### What you will do:
Copy out the listing below with every "legend-label" renamed to "legend-entry" and nothing else changed.
--- START Records to use ---
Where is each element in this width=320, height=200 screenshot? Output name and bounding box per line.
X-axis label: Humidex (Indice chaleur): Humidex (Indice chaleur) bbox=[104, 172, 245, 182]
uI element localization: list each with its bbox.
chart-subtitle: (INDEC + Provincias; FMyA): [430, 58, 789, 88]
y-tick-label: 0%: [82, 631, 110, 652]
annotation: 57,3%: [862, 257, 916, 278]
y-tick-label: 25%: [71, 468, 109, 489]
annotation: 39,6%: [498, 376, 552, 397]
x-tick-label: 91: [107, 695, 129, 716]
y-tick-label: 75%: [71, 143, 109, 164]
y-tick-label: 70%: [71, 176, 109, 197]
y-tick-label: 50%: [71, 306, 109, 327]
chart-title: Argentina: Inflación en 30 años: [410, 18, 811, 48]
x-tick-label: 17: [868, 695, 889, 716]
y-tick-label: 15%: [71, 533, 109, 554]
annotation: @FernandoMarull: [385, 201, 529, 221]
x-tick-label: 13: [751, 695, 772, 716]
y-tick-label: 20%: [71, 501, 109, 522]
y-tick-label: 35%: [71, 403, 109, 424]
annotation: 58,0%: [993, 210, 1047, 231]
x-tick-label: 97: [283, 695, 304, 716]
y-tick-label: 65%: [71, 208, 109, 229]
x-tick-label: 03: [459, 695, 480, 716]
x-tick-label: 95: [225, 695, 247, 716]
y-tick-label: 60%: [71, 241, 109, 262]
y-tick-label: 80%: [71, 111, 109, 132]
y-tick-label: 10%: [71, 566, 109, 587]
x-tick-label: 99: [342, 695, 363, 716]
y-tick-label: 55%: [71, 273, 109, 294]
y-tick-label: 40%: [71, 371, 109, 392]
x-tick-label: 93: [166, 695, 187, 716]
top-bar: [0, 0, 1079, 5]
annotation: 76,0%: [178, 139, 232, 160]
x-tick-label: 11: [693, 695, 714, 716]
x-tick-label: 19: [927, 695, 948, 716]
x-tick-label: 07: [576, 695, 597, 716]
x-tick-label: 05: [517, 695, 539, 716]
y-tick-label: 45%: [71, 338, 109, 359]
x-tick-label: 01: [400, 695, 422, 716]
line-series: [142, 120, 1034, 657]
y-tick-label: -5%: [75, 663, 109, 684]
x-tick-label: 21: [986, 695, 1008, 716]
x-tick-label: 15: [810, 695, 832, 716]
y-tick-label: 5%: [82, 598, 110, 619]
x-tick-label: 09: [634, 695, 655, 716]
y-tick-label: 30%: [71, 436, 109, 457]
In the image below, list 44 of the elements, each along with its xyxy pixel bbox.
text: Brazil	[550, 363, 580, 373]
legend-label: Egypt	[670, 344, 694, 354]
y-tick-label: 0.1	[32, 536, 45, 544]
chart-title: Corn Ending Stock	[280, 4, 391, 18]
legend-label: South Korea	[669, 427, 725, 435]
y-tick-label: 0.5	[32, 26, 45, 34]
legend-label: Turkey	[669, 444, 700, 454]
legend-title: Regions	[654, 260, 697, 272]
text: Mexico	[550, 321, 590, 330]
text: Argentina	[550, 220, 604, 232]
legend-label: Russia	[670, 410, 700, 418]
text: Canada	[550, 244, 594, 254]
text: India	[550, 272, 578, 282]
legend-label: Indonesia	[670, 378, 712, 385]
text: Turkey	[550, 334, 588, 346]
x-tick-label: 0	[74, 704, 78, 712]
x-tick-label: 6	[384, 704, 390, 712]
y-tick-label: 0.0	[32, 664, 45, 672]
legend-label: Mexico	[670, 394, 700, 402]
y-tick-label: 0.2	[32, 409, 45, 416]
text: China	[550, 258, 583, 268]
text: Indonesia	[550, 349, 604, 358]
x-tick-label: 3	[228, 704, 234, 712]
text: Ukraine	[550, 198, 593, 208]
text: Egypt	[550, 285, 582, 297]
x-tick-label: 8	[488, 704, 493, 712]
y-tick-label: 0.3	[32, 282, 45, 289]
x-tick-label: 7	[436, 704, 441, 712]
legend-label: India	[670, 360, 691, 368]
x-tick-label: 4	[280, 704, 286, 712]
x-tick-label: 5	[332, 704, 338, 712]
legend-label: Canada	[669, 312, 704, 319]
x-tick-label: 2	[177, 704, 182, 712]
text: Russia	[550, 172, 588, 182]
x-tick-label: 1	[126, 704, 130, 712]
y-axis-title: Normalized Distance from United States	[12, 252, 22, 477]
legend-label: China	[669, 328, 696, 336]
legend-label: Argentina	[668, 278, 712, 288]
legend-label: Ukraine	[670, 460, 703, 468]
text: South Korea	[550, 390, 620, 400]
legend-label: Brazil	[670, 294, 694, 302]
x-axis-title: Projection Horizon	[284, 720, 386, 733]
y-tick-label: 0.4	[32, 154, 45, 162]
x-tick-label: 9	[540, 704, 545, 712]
--- END Records to use ---
### Response to the exercise:
Where is each element in this width=320, height=200 screenshot? Output name and bounding box per line.
X-axis label: Humidex (Indice chaleur): Humidex (Indice chaleur) bbox=[104, 172, 245, 182]
uI element localization: list each with its bbox.
chart-subtitle: (INDEC + Provincias; FMyA): [430, 58, 789, 88]
y-tick-label: 0%: [82, 631, 110, 652]
annotation: 57,3%: [862, 257, 916, 278]
y-tick-label: 25%: [71, 468, 109, 489]
annotation: 39,6%: [498, 376, 552, 397]
x-tick-label: 91: [107, 695, 129, 716]
y-tick-label: 75%: [71, 143, 109, 164]
y-tick-label: 70%: [71, 176, 109, 197]
y-tick-label: 50%: [71, 306, 109, 327]
chart-title: Argentina: Inflación en 30 años: [410, 18, 811, 48]
x-tick-label: 17: [868, 695, 889, 716]
y-tick-label: 15%: [71, 533, 109, 554]
annotation: @FernandoMarull: [385, 201, 529, 221]
x-tick-label: 13: [751, 695, 772, 716]
y-tick-label: 20%: [71, 501, 109, 522]
y-tick-label: 35%: [71, 403, 109, 424]
annotation: 58,0%: [993, 210, 1047, 231]
x-tick-label: 97: [283, 695, 304, 716]
y-tick-label: 65%: [71, 208, 109, 229]
x-tick-label: 03: [459, 695, 480, 716]
x-tick-label: 95: [225, 695, 247, 716]
y-tick-label: 60%: [71, 241, 109, 262]
y-tick-label: 80%: [71, 111, 109, 132]
y-tick-label: 10%: [71, 566, 109, 587]
x-tick-label: 99: [342, 695, 363, 716]
y-tick-label: 55%: [71, 273, 109, 294]
y-tick-label: 40%: [71, 371, 109, 392]
x-tick-label: 93: [166, 695, 187, 716]
top-bar: [0, 0, 1079, 5]
annotation: 76,0%: [178, 139, 232, 160]
x-tick-label: 11: [693, 695, 714, 716]
x-tick-label: 19: [927, 695, 948, 716]
x-tick-label: 07: [576, 695, 597, 716]
x-tick-label: 05: [517, 695, 539, 716]
y-tick-label: 45%: [71, 338, 109, 359]
x-tick-label: 01: [400, 695, 422, 716]
line-series: [142, 120, 1034, 657]
y-tick-label: -5%: [75, 663, 109, 684]
x-tick-label: 21: [986, 695, 1008, 716]
x-tick-label: 15: [810, 695, 832, 716]
y-tick-label: 5%: [82, 598, 110, 619]
x-tick-label: 09: [634, 695, 655, 716]
y-tick-label: 30%: [71, 436, 109, 457]
In the image below, list 44 of the elements, each along with its xyxy pixel bbox.
text: Brazil	[550, 363, 580, 373]
legend-entry: Egypt	[670, 344, 694, 354]
y-tick-label: 0.1	[32, 536, 45, 544]
chart-title: Corn Ending Stock	[280, 4, 391, 18]
legend-entry: South Korea	[669, 427, 725, 435]
y-tick-label: 0.5	[32, 26, 45, 34]
legend-entry: Turkey	[669, 444, 700, 454]
legend-title: Regions	[654, 260, 697, 272]
text: Mexico	[550, 321, 590, 330]
text: Argentina	[550, 220, 604, 232]
legend-entry: Russia	[670, 410, 700, 418]
text: Canada	[550, 244, 594, 254]
text: India	[550, 272, 578, 282]
legend-entry: Indonesia	[670, 378, 712, 385]
text: Turkey	[550, 334, 588, 346]
x-tick-label: 0	[74, 704, 78, 712]
x-tick-label: 6	[384, 704, 390, 712]
y-tick-label: 0.0	[32, 664, 45, 672]
legend-entry: Mexico	[670, 394, 700, 402]
y-tick-label: 0.2	[32, 409, 45, 416]
text: China	[550, 258, 583, 268]
text: Indonesia	[550, 349, 604, 358]
x-tick-label: 3	[228, 704, 234, 712]
text: Ukraine	[550, 198, 593, 208]
text: Egypt	[550, 285, 582, 297]
x-tick-label: 8	[488, 704, 493, 712]
y-tick-label: 0.3	[32, 282, 45, 289]
x-tick-label: 7	[436, 704, 441, 712]
legend-entry: India	[670, 360, 691, 368]
x-tick-label: 4	[280, 704, 286, 712]
x-tick-label: 5	[332, 704, 338, 712]
legend-entry: Canada	[669, 312, 704, 319]
x-tick-label: 2	[177, 704, 182, 712]
text: Russia	[550, 172, 588, 182]
x-tick-label: 1	[126, 704, 130, 712]
y-axis-title: Normalized Distance from United States	[12, 252, 22, 477]
legend-entry: China	[669, 328, 696, 336]
legend-entry: Argentina	[668, 278, 712, 288]
legend-entry: Ukraine	[670, 460, 703, 468]
text: South Korea	[550, 390, 620, 400]
legend-entry: Brazil	[670, 294, 694, 302]
x-axis-title: Projection Horizon	[284, 720, 386, 733]
y-tick-label: 0.4	[32, 154, 45, 162]
x-tick-label: 9	[540, 704, 545, 712]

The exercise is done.